(October 3) Wojtek Czaja: The Balian--Low theorem for the symplectic form on R^2d - In this more general context we show that the choice of standard coordinates is not essential, and that one can work in any representation. In particular, we first prove the Balian--Low theorem for arbitrary quadratic forms. Then we generalize further and prove the Balian--Low theorem for differential operators associated with a symplectic basis for the symplectic form on R^2d.
(October 31) Shijun Zheng: Schrodinger operator Besov spaces, and Wavelet computations for thin film image processing - The sech^2 x potential is a celebrated object in soliton theory. In this talk We consider the Schroedinger operator on the real line, H=-d^2/dx^2+V, where V(x) is a negative hyperbolic sechant potential. Using biorthogonal dyadic system, we introduce Besov spaces and Triebel-Lizorkin spaces associated with H. Our approach is based on eigenfunction expansion method, where the eigenfunctions of H are chosen to be the solutions of the Lippman-Schwinger equation in scattering theory. We also prove a Mikhlin-Hormander type spectral operator theorem on these spaces, including the L^p boundedness result. As a brief overview of current developments in this area we shall compare the Hermite and Laguerre wavepacket case, as well as recent general spectral multiplier results based on heat kernel approach.
In the second part of my talk, I am going to give a short introduction of the conductivity model for our TAIP program (Thin Film Analog Imaging Processor). The TAIP device is a hybrid analog/digital device concept which promises to perform approximate image filtering operations very rapidly and with very low power consumption compared to standard digital processors. Our proposal is to provide efficient wavelet computational method of the solution of the anisotropic heat equation, which arises in the context of a static electromagnetic field for our model.
(November 7) Loukas Grafakos: The role of Gabor wavelets in the Carleson-Hunt theorem on almost everywhere convergence of the Fourier series. - A maximal dyadic sum operator which models the Carleson-Hunt operator using Gabor wavelets will be discussed. The proof of boundedness of this operator will be outlined and the role of the Gabor wavelets will be explained. An improved energy estimate for Bessel-type expressions associated with Gabor wavelets will be crucial in obtaining the boundedness of these operators.
(November 21) Darrin Speegle: Meyer type wavelet bases in R^n. - Meyer constructed a dyadic wavelet basis of functions on the line whose Fourier transforms are $C^\infty$ and supported in $[-8\pi/3, -2\pi/3] \cup [2\pi/3, 8\pi/3]$. This construction was generalized to rational dilations by Auscher; in particular to arbitrary integer dilations. In this talk, I will describe a sufficient geometric condition on expansive, integer dilations for there to exist these Meyer type wavelets in $R^n$. Using this condition, I will describe how one can show that for all expansive $2\times 2$ integer matrices, there exists Meyer type wavelet bases. Open problems relating to both the geometric condition on the matrices and the general existence question of Meyer type wavelet bases in $R^n$ will also be given.
(December 12) Joe Lakey: Uncertainty principle inequalities: progress and some problems - The uncertainty principle says that a function and its Fourier transform cannot both be arbitrarily well-localized. Different forms of this principle require different methods of proof. For example, the Heisenberg inequality just requires Plancherel's theorem and integration by parts -- real variable methods, while Hardy's theorem ultimately boils down to the maximum principle from complex analysis. Other versions still require `phase space' methods. This talk will be largely expository, pointing out relationships between various forms of the uncertainty principle and their proofs. Some open problems, including phase space versions and finite uncertainty principles will also be mentioned.

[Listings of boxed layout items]
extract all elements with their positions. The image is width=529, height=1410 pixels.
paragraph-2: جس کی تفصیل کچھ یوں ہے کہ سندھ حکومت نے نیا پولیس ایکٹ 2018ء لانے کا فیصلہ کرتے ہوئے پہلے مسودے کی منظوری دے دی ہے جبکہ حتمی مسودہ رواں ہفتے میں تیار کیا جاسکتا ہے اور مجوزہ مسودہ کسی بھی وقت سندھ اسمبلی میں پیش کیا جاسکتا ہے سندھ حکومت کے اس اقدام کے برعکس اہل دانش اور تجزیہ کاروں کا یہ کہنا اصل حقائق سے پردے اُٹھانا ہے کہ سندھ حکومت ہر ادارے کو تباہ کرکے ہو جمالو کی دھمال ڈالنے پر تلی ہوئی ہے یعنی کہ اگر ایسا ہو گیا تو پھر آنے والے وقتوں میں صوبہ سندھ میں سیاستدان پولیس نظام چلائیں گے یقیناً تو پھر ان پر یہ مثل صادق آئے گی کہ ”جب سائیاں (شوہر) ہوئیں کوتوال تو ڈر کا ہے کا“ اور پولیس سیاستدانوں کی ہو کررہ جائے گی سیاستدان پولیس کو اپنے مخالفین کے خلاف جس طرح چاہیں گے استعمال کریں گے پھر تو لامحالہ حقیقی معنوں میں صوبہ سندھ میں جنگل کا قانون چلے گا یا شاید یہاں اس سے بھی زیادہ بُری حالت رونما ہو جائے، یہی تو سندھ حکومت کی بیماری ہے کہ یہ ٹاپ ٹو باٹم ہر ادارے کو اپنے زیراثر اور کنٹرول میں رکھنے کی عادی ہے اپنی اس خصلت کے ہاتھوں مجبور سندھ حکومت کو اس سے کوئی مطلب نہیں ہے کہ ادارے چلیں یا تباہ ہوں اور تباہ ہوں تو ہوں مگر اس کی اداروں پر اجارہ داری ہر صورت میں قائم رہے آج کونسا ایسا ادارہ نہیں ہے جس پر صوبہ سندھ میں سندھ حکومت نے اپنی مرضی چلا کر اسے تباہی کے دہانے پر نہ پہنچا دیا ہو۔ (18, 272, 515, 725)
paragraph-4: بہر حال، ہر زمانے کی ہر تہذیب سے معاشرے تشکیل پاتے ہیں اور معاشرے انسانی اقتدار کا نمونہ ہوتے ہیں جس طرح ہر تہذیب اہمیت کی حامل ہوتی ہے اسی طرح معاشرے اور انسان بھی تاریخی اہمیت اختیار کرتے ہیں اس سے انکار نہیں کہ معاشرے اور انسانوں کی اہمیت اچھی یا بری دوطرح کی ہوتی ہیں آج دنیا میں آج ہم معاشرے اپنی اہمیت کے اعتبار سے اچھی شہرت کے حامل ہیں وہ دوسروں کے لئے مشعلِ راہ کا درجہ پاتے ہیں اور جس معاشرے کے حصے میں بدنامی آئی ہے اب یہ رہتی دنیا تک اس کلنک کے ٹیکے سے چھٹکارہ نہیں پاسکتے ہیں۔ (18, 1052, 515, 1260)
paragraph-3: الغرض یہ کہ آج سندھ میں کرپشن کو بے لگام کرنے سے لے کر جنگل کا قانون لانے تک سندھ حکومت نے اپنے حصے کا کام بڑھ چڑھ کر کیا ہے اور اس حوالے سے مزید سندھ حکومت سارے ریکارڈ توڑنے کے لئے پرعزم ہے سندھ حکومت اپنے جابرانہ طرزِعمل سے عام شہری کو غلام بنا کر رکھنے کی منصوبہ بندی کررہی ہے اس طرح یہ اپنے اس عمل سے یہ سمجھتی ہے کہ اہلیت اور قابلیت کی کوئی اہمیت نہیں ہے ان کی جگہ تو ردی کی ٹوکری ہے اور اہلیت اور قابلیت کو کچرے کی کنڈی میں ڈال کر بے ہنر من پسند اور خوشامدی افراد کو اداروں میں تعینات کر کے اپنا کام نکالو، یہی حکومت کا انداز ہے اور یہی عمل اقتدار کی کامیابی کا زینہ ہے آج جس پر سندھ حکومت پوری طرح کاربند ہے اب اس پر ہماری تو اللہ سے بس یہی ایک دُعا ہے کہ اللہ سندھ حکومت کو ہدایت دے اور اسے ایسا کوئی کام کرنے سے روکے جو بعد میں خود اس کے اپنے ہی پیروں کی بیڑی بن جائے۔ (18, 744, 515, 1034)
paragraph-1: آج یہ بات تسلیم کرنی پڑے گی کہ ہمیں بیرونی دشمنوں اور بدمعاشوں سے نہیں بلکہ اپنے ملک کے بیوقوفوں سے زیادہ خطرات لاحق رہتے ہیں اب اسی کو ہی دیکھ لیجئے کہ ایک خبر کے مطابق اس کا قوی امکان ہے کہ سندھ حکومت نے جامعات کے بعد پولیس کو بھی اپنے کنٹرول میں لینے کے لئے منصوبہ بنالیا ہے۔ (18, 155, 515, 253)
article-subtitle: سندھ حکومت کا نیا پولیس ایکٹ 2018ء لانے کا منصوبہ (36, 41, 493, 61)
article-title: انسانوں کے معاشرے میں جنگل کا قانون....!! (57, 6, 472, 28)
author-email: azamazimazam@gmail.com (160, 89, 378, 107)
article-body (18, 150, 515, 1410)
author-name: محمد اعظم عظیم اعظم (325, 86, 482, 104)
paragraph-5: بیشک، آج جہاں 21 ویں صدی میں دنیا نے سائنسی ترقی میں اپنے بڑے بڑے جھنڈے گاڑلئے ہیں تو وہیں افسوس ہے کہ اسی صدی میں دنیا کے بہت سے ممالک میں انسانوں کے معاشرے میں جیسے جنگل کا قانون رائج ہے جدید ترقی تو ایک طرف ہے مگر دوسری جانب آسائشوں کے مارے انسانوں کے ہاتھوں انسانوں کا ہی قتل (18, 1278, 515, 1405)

The tasks:
A. In the seminar abstracts, switch "Gabor wavelets" to "Gabor frames" and reproduce the part that opens with the words containing "(November 7) Loukas" and closes with "of these operators.".
B. Resume the seminar abstracts, picking up after their last sentence.
These items have no connection to the seminar abstracts.

Final results:
A.
(November 7) Loukas Grafakos: The role of Gabor frames in the Carleson-Hunt theorem on almost everywhere convergence of the Fourier series. - A maximal dyadic sum operator which models the Carleson-Hunt operator using Gabor frames will be discussed. The proof of boundedness of this operator will be outlined and the role of the Gabor frames will be explained. An improved energy estimate for Bessel-type expressions associated with Gabor frames will be crucial in obtaining the boundedness of these operators.

B.
(February 20) Eitan Tadmor: On a new scale of regularity spaces for incompressible Euler equations. - We present a sharp local condition for the lack of concentration (and hence -- the $L^2$ convergence of) sequences of approximate solutions to the incompressible Euler equations. Our approach, based on an $H^{-1}$ stability condition, relies on using a generalized Div-Curl Lemma to replace the role that elliptic regularity theory has played previously in this problem. Our results identify the 'critical' regularity which prevent concentration, regularity which is quantified in terms of Lebesgue, Lorentz, Orlicz and Morrey spaces. In particular, the strong convergence criterion cast in terms of circulation logarithmic decay rates due to DiPerna \& Majda is simplified (-- removing the weak control of the vorticity at infinity) and extended (-- to any number of space dimensions).
Finally, we introduce a new scale of intermediate function spaces covering the gap between the weak $L^{p\infty}$ spaces and the larger Morrey spaces, and allowing us to make wavelet-based subtle distinctions in the $N$-dimensional borderline cases which separate between $H^{-1}$-compactness and the phenomena of concentration-cancelation. Expressed in terms of the new scale of spaces, these borderline cases are shown to be intimately related to uniform bounds of the coulomb energy and the configuration of the vorticity.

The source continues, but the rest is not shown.